* **Exercise**
From the entries below, copy every line that holds the word "image".

Stored entries:
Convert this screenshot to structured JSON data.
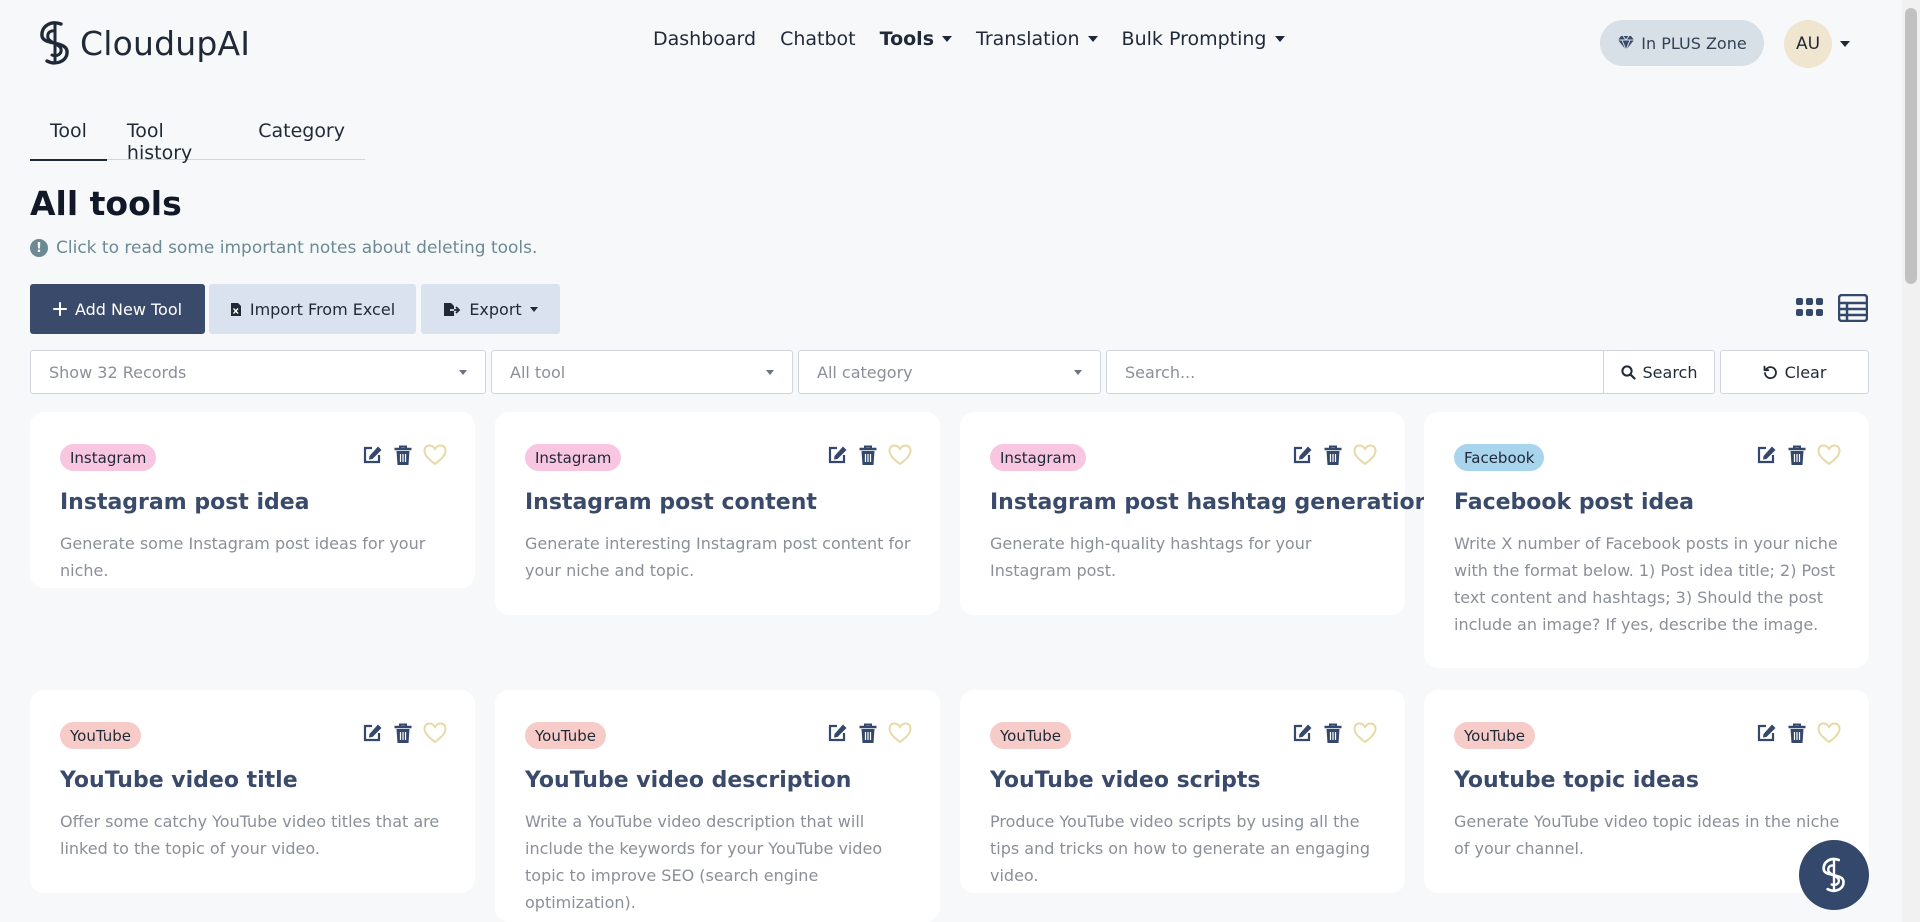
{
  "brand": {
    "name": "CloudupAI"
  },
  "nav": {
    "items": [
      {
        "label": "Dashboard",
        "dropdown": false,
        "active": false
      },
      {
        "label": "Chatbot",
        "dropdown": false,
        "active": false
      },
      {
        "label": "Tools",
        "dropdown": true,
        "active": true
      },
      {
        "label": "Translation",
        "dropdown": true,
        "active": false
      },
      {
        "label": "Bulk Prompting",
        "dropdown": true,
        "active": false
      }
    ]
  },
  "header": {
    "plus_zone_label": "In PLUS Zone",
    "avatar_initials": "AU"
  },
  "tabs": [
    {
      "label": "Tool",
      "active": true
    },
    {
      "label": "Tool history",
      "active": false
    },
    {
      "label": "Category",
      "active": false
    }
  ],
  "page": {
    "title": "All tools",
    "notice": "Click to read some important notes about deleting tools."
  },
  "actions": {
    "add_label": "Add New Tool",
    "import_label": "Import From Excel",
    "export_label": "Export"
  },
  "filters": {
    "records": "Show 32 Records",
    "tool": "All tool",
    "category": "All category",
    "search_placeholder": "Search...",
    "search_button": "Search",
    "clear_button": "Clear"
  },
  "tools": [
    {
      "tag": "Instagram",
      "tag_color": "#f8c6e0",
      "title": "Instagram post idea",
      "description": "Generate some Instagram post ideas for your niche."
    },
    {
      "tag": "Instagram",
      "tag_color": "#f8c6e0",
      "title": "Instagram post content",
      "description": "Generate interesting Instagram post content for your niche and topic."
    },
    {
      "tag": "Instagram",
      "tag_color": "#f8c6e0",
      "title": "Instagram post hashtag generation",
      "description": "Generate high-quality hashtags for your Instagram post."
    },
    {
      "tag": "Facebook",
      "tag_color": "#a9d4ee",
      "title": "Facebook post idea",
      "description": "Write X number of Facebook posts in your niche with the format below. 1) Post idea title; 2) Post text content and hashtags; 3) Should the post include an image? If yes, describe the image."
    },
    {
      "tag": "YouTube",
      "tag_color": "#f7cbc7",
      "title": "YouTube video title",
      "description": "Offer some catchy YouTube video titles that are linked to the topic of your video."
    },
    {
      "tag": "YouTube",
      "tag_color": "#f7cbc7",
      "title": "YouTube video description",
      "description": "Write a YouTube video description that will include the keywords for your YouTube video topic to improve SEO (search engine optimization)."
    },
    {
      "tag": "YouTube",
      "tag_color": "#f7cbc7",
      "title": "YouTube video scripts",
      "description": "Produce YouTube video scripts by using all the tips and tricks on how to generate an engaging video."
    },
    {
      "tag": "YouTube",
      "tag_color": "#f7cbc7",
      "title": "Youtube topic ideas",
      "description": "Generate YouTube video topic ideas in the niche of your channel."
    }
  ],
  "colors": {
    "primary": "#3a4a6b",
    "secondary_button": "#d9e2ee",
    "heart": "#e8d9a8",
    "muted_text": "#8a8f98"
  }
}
==
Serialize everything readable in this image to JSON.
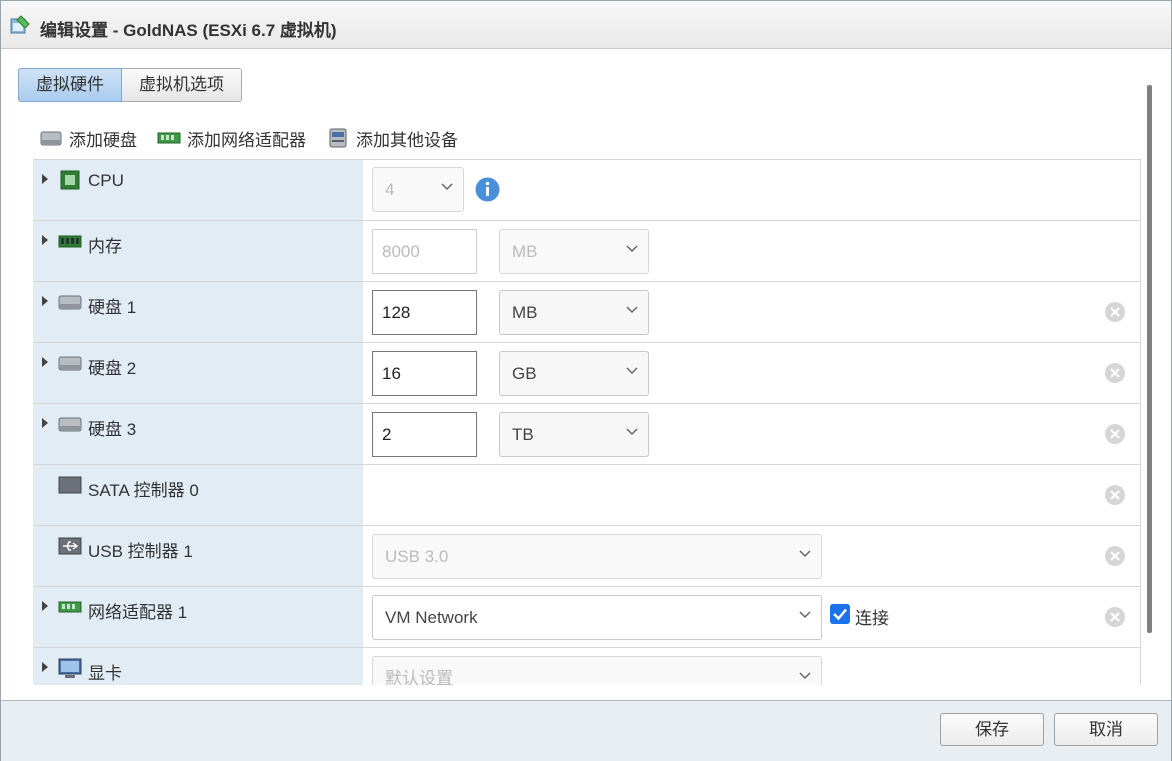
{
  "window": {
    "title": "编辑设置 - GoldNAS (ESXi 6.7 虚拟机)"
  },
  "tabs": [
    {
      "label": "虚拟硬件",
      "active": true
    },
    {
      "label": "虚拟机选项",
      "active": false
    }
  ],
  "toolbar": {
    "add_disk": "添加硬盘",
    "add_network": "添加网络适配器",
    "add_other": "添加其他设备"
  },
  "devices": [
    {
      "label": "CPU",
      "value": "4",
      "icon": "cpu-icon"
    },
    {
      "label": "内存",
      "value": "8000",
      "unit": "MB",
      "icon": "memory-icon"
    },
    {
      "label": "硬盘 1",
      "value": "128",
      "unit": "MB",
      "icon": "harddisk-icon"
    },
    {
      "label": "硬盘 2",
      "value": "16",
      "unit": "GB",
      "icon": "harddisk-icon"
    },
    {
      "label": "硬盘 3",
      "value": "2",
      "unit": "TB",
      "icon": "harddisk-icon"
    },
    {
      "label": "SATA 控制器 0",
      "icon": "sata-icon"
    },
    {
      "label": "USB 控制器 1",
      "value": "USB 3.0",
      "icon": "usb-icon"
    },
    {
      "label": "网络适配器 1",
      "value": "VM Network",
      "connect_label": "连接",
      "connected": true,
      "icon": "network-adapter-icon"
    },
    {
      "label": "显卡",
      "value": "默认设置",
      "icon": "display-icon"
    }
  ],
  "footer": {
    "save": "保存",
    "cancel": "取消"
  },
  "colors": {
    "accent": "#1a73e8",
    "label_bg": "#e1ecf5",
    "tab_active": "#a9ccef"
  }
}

* **Final result**
      "description": "Write X number of Facebook posts in your niche with the format below. 1) Post idea title; 2) Post text content and hashtags; 3) Should the post include an image? If yes, describe the image."
Serialize everything readable in this image to JSON.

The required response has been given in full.